Part of a data file
____________

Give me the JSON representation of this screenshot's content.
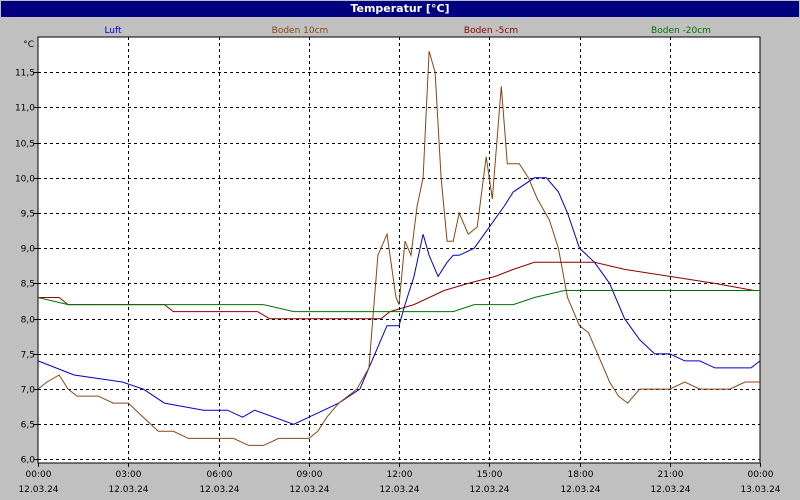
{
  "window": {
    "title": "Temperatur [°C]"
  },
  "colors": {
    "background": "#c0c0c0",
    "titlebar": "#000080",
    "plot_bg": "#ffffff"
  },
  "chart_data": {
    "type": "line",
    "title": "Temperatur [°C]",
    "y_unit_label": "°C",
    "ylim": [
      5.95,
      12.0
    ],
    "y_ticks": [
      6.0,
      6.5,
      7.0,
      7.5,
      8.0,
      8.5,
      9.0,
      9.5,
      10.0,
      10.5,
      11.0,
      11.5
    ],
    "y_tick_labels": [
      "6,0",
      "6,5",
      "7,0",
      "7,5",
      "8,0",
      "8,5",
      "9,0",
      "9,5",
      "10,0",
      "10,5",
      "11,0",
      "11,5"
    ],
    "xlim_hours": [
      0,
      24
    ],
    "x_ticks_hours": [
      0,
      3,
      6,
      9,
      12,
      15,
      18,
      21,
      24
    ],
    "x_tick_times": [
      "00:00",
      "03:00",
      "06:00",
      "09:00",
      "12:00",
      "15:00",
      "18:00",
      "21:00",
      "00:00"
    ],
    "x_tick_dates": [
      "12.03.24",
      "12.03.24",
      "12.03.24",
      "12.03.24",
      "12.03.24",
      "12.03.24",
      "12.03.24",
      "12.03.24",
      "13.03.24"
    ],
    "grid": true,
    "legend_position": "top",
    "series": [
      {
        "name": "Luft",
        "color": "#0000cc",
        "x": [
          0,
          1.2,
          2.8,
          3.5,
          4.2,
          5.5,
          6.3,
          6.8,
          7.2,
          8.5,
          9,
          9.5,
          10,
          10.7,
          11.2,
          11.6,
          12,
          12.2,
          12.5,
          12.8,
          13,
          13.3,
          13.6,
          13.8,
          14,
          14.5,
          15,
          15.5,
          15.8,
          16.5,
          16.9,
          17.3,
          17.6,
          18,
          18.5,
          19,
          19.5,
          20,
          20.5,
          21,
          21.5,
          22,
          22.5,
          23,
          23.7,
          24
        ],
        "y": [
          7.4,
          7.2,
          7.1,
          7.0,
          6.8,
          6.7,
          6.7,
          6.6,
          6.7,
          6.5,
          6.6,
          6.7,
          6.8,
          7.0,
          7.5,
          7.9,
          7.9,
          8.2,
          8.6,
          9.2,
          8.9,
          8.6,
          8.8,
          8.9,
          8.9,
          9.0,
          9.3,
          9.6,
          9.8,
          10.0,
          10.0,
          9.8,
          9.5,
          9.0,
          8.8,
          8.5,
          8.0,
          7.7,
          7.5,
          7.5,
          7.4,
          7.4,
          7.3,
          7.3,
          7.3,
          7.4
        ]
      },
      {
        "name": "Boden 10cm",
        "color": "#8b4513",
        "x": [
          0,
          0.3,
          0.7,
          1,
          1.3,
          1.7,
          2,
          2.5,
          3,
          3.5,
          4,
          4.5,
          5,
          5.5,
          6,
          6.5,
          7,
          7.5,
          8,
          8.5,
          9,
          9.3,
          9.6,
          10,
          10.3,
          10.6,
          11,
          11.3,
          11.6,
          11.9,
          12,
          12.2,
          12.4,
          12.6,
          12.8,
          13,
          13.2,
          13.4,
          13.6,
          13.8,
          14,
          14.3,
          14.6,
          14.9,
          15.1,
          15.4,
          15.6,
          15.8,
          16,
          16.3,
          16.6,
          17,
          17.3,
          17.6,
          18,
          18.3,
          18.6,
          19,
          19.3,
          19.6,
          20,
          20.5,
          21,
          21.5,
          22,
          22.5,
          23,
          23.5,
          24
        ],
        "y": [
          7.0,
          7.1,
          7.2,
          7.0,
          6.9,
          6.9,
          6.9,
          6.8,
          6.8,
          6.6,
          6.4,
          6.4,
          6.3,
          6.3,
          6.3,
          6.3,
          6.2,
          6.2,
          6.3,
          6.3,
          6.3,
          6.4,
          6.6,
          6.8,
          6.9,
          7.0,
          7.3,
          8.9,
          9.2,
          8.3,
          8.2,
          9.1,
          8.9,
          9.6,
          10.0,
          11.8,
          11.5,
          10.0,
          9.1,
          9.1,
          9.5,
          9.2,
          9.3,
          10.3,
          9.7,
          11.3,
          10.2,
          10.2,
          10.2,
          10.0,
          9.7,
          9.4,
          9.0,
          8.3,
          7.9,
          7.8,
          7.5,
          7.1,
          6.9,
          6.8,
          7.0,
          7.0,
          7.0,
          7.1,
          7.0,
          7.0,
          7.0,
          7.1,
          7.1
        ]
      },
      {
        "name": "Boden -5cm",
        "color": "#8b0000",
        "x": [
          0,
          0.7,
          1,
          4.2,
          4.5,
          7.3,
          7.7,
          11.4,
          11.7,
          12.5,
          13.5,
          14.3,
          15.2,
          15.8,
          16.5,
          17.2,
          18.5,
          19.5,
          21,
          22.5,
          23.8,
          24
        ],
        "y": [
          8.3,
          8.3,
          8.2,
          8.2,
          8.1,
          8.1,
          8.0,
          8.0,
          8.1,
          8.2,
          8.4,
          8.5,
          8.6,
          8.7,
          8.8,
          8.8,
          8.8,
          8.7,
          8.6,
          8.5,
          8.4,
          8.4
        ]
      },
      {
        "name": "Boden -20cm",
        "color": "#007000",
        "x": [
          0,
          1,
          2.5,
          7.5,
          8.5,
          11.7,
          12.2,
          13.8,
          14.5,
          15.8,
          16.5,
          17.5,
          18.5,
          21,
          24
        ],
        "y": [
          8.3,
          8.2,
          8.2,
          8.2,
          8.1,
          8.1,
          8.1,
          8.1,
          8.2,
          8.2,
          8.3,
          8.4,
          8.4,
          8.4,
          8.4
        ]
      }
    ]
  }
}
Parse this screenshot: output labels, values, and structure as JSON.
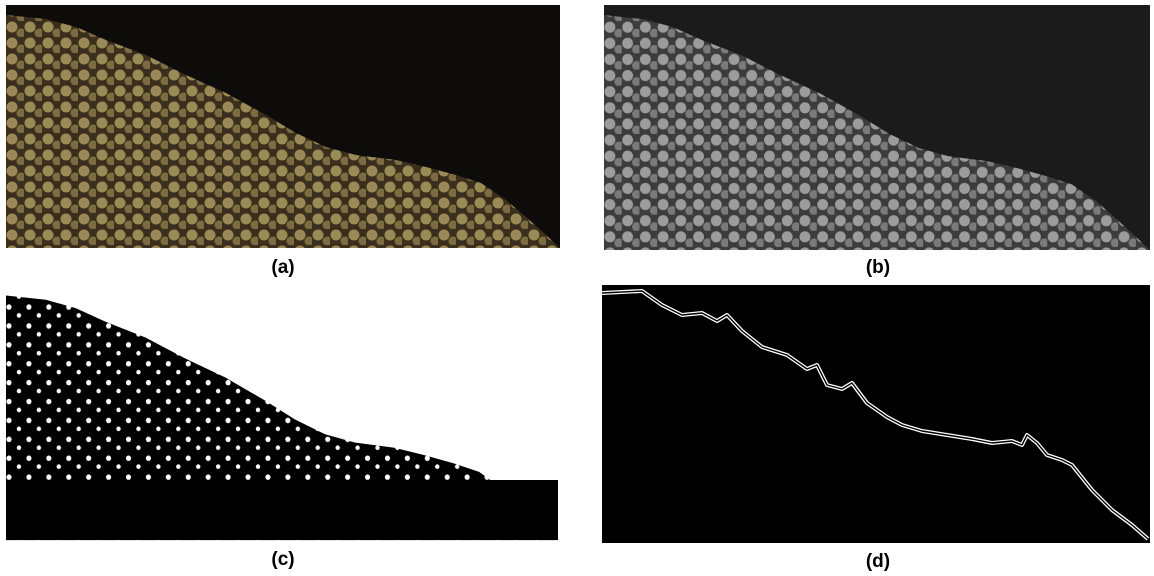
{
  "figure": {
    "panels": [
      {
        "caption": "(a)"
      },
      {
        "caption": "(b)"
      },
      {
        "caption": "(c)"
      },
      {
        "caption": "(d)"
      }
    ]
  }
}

____________

## What you should do
Extract each line from the entries above that contains the string "caption".

## Answer to this exercise
        "caption": "(a)"
        "caption": "(b)"
        "caption": "(c)"
        "caption": "(d)"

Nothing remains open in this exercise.